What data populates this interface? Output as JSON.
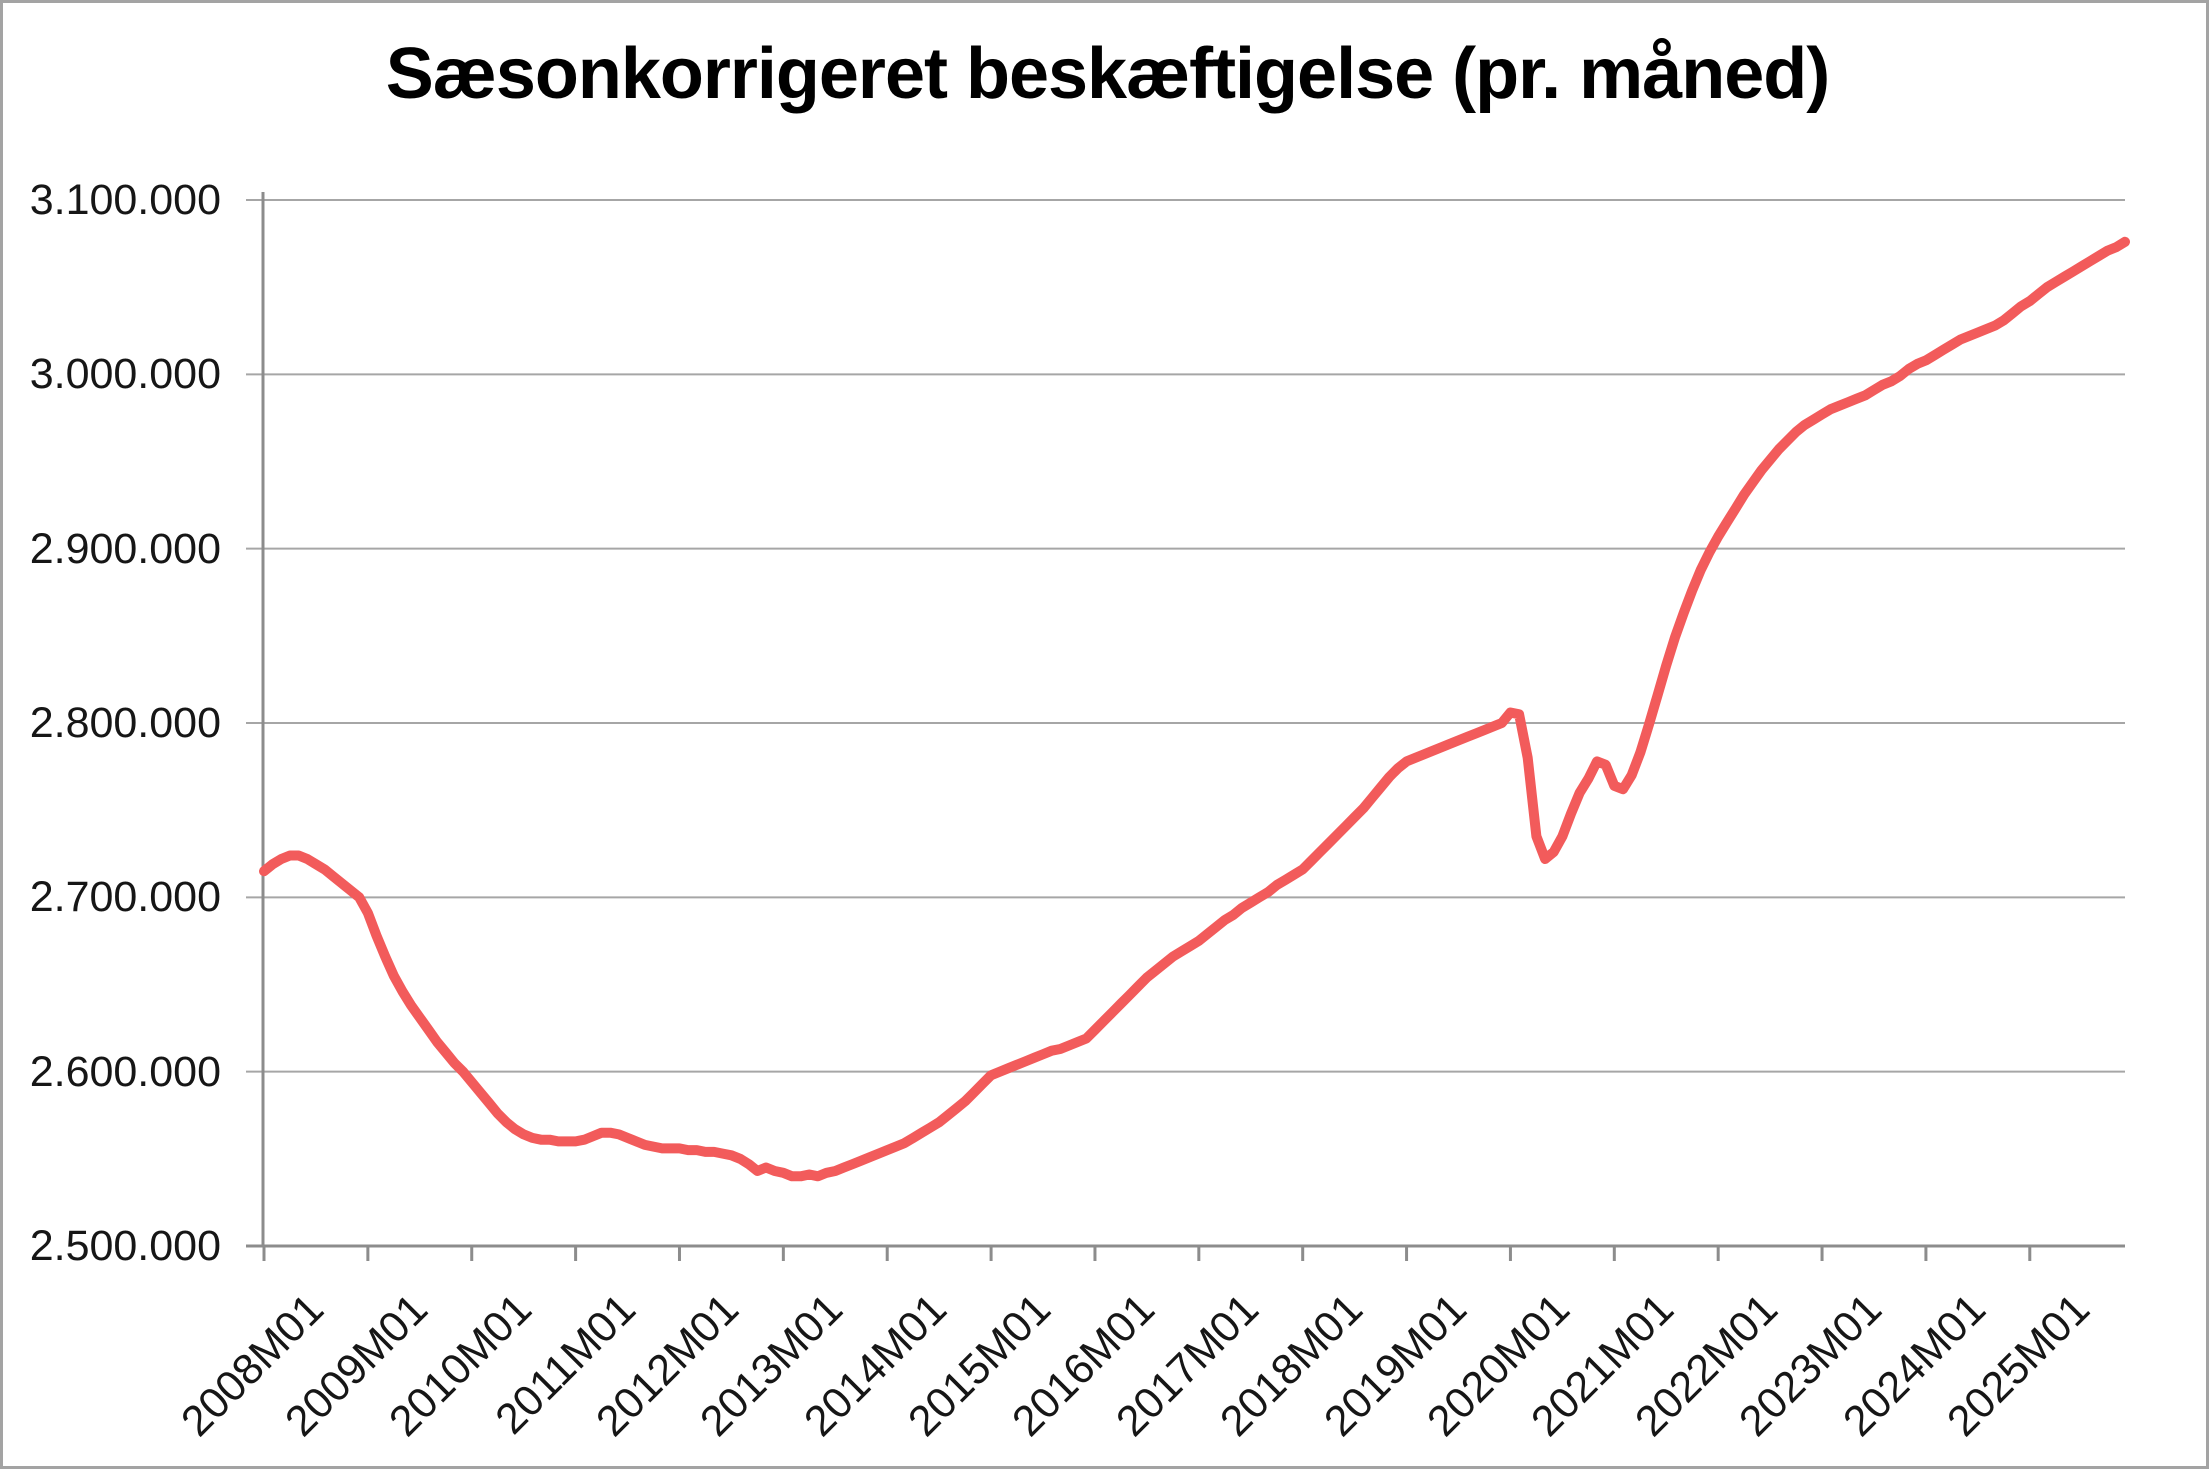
{
  "title": "Sæsonkorrigeret beskæftigelse (pr. måned)",
  "colors": {
    "line": "#f25b5b",
    "gridline": "#a6a6a6",
    "axis": "#8c8c8c",
    "text": "#161616",
    "background": "#ffffff",
    "border": "#a3a3a3"
  },
  "chart_data": {
    "type": "line",
    "title": "Sæsonkorrigeret beskæftigelse (pr. måned)",
    "xlabel": "",
    "ylabel": "",
    "ylim": [
      2500000,
      3100000
    ],
    "grid": "horizontal",
    "legend": "none",
    "start_period": "2008M01",
    "end_period": "2025M12",
    "x_tick_interval_months": 12,
    "x_tick_labels": [
      "2008M01",
      "2009M01",
      "2010M01",
      "2011M01",
      "2012M01",
      "2013M01",
      "2014M01",
      "2015M01",
      "2016M01",
      "2017M01",
      "2018M01",
      "2019M01",
      "2020M01",
      "2021M01",
      "2022M01",
      "2023M01",
      "2024M01",
      "2025M01"
    ],
    "y_ticks": [
      {
        "label": "3.100.000",
        "value": 3100000
      },
      {
        "label": "3.000.000",
        "value": 3000000
      },
      {
        "label": "2.900.000",
        "value": 2900000
      },
      {
        "label": "2.800.000",
        "value": 2800000
      },
      {
        "label": "2.700.000",
        "value": 2700000
      },
      {
        "label": "2.600.000",
        "value": 2600000
      },
      {
        "label": "2.500.000",
        "value": 2500000
      }
    ],
    "series": [
      {
        "name": "Sæsonkorrigeret beskæftigelse",
        "values": [
          2715000,
          2719000,
          2722000,
          2724000,
          2724000,
          2722000,
          2719000,
          2716000,
          2712000,
          2708000,
          2704000,
          2700000,
          2691000,
          2678000,
          2666000,
          2655000,
          2646000,
          2638000,
          2631000,
          2624000,
          2617000,
          2611000,
          2605000,
          2600000,
          2594000,
          2588000,
          2582000,
          2576000,
          2571000,
          2567000,
          2564000,
          2562000,
          2561000,
          2561000,
          2560000,
          2560000,
          2560000,
          2561000,
          2563000,
          2565000,
          2565000,
          2564000,
          2562000,
          2560000,
          2558000,
          2557000,
          2556000,
          2556000,
          2556000,
          2555000,
          2555000,
          2554000,
          2554000,
          2553000,
          2552000,
          2550000,
          2547000,
          2543000,
          2545000,
          2543000,
          2542000,
          2540000,
          2540000,
          2541000,
          2540000,
          2542000,
          2543000,
          2545000,
          2547000,
          2549000,
          2551000,
          2553000,
          2555000,
          2557000,
          2559000,
          2562000,
          2565000,
          2568000,
          2571000,
          2575000,
          2579000,
          2583000,
          2588000,
          2593000,
          2598000,
          2600000,
          2602000,
          2604000,
          2606000,
          2608000,
          2610000,
          2612000,
          2613000,
          2615000,
          2617000,
          2619000,
          2624000,
          2629000,
          2634000,
          2639000,
          2644000,
          2649000,
          2654000,
          2658000,
          2662000,
          2666000,
          2669000,
          2672000,
          2675000,
          2679000,
          2683000,
          2687000,
          2690000,
          2694000,
          2697000,
          2700000,
          2703000,
          2707000,
          2710000,
          2713000,
          2716000,
          2721000,
          2726000,
          2731000,
          2736000,
          2741000,
          2746000,
          2751000,
          2757000,
          2763000,
          2769000,
          2774000,
          2778000,
          2780000,
          2782000,
          2784000,
          2786000,
          2788000,
          2790000,
          2792000,
          2794000,
          2796000,
          2798000,
          2800000,
          2806000,
          2805000,
          2780000,
          2735000,
          2722000,
          2726000,
          2735000,
          2748000,
          2760000,
          2768000,
          2778000,
          2776000,
          2764000,
          2762000,
          2770000,
          2783000,
          2799000,
          2816000,
          2833000,
          2849000,
          2863000,
          2876000,
          2888000,
          2898000,
          2907000,
          2915000,
          2923000,
          2931000,
          2938000,
          2945000,
          2951000,
          2957000,
          2962000,
          2967000,
          2971000,
          2974000,
          2977000,
          2980000,
          2982000,
          2984000,
          2986000,
          2988000,
          2991000,
          2994000,
          2996000,
          2999000,
          3003000,
          3006000,
          3008000,
          3011000,
          3014000,
          3017000,
          3020000,
          3022000,
          3024000,
          3026000,
          3028000,
          3031000,
          3035000,
          3039000,
          3042000,
          3046000,
          3050000,
          3053000,
          3056000,
          3059000,
          3062000,
          3065000,
          3068000,
          3071000,
          3073000,
          3076000
        ]
      }
    ]
  }
}
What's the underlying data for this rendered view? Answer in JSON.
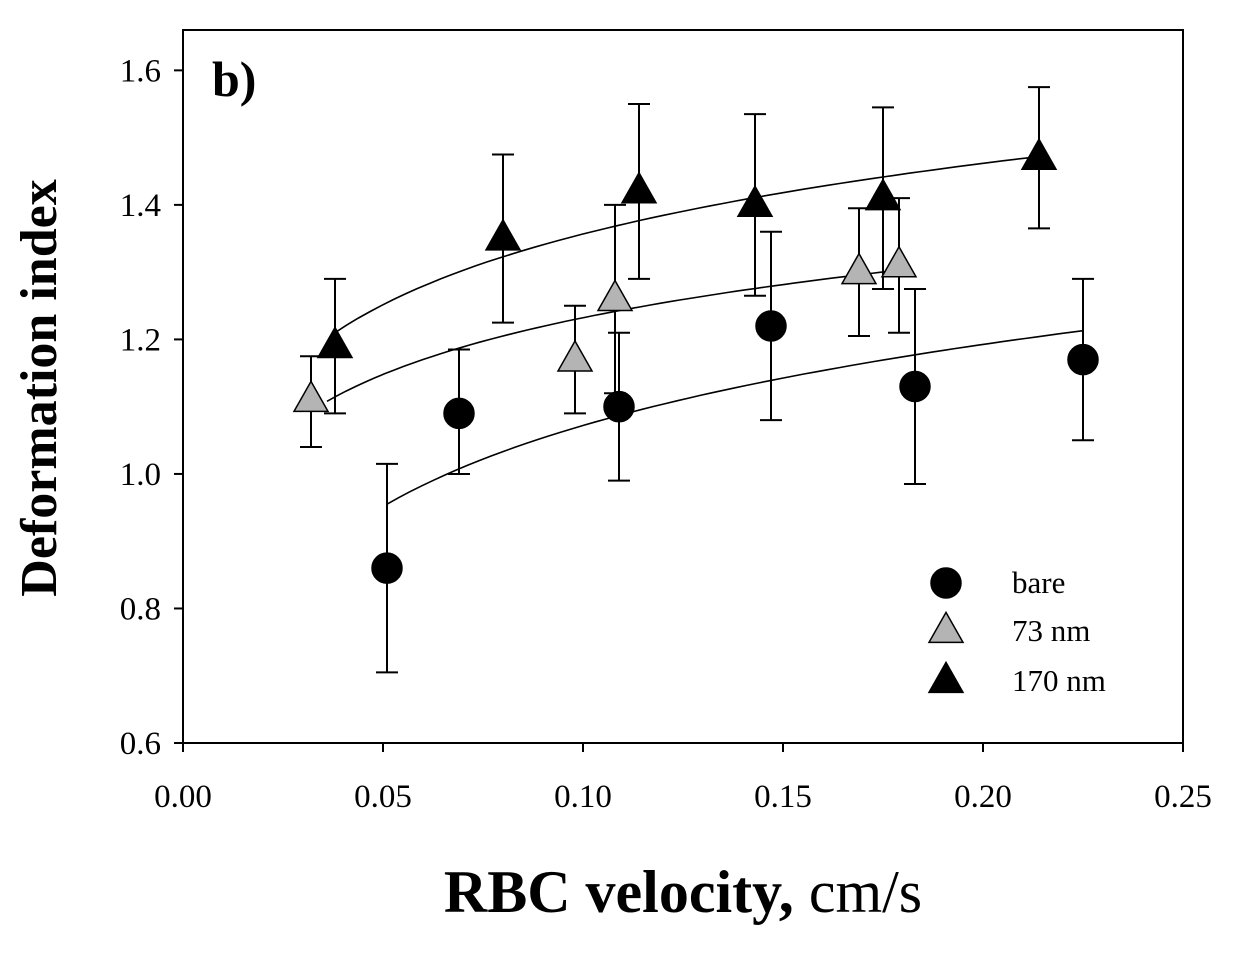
{
  "chart_data": {
    "type": "scatter",
    "panel_label": "b)",
    "xlabel": {
      "bold": "RBC velocity,",
      "normal": " cm/s"
    },
    "ylabel": "Deformation index",
    "xlim": [
      0.0,
      0.25
    ],
    "ylim": [
      0.6,
      1.66
    ],
    "xticks": [
      "0.00",
      "0.05",
      "0.10",
      "0.15",
      "0.20",
      "0.25"
    ],
    "xtick_values": [
      0.0,
      0.05,
      0.1,
      0.15,
      0.2,
      0.25
    ],
    "yticks": [
      "0.6",
      "0.8",
      "1.0",
      "1.2",
      "1.4",
      "1.6"
    ],
    "ytick_values": [
      0.6,
      0.8,
      1.0,
      1.2,
      1.4,
      1.6
    ],
    "grid": false,
    "legend_position": "bottom-right",
    "series": [
      {
        "name": "bare",
        "marker": "circle",
        "fill": "#000000",
        "points": [
          {
            "x": 0.051,
            "y": 0.86,
            "err_low": 0.155,
            "err_high": 0.155
          },
          {
            "x": 0.069,
            "y": 1.09,
            "err_low": 0.09,
            "err_high": 0.095
          },
          {
            "x": 0.109,
            "y": 1.1,
            "err_low": 0.11,
            "err_high": 0.11
          },
          {
            "x": 0.147,
            "y": 1.22,
            "err_low": 0.14,
            "err_high": 0.14
          },
          {
            "x": 0.183,
            "y": 1.13,
            "err_low": 0.145,
            "err_high": 0.145
          },
          {
            "x": 0.225,
            "y": 1.17,
            "err_low": 0.12,
            "err_high": 0.12
          }
        ],
        "fit": {
          "x0": 0.051,
          "x1": 0.225,
          "y0": 0.955,
          "y1": 1.213
        }
      },
      {
        "name": "73 nm",
        "marker": "triangle",
        "fill": "#b4b4b4",
        "points": [
          {
            "x": 0.032,
            "y": 1.11,
            "err_low": 0.07,
            "err_high": 0.065
          },
          {
            "x": 0.098,
            "y": 1.17,
            "err_low": 0.08,
            "err_high": 0.08
          },
          {
            "x": 0.108,
            "y": 1.26,
            "err_low": 0.14,
            "err_high": 0.14
          },
          {
            "x": 0.169,
            "y": 1.3,
            "err_low": 0.095,
            "err_high": 0.095
          },
          {
            "x": 0.179,
            "y": 1.31,
            "err_low": 0.1,
            "err_high": 0.1
          }
        ],
        "fit": {
          "x0": 0.036,
          "x1": 0.179,
          "y0": 1.108,
          "y1": 1.303
        }
      },
      {
        "name": "170 nm",
        "marker": "triangle",
        "fill": "#000000",
        "points": [
          {
            "x": 0.038,
            "y": 1.19,
            "err_low": 0.1,
            "err_high": 0.1
          },
          {
            "x": 0.08,
            "y": 1.35,
            "err_low": 0.125,
            "err_high": 0.125
          },
          {
            "x": 0.114,
            "y": 1.42,
            "err_low": 0.13,
            "err_high": 0.13
          },
          {
            "x": 0.143,
            "y": 1.4,
            "err_low": 0.135,
            "err_high": 0.135
          },
          {
            "x": 0.175,
            "y": 1.41,
            "err_low": 0.135,
            "err_high": 0.135
          },
          {
            "x": 0.214,
            "y": 1.47,
            "err_low": 0.105,
            "err_high": 0.105
          }
        ],
        "fit": {
          "x0": 0.038,
          "x1": 0.214,
          "y0": 1.21,
          "y1": 1.472
        }
      }
    ],
    "legend": [
      {
        "label": "bare",
        "marker": "circle",
        "fill": "#000000"
      },
      {
        "label": "73 nm",
        "marker": "triangle",
        "fill": "#b4b4b4"
      },
      {
        "label": "170 nm",
        "marker": "triangle",
        "fill": "#000000"
      }
    ]
  }
}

_INSTRUCTIONS TO FOLLOW:_
Tally the lines in the records above that contain the word "måned", and give only that number.

_RIGHT ANSWER:_
2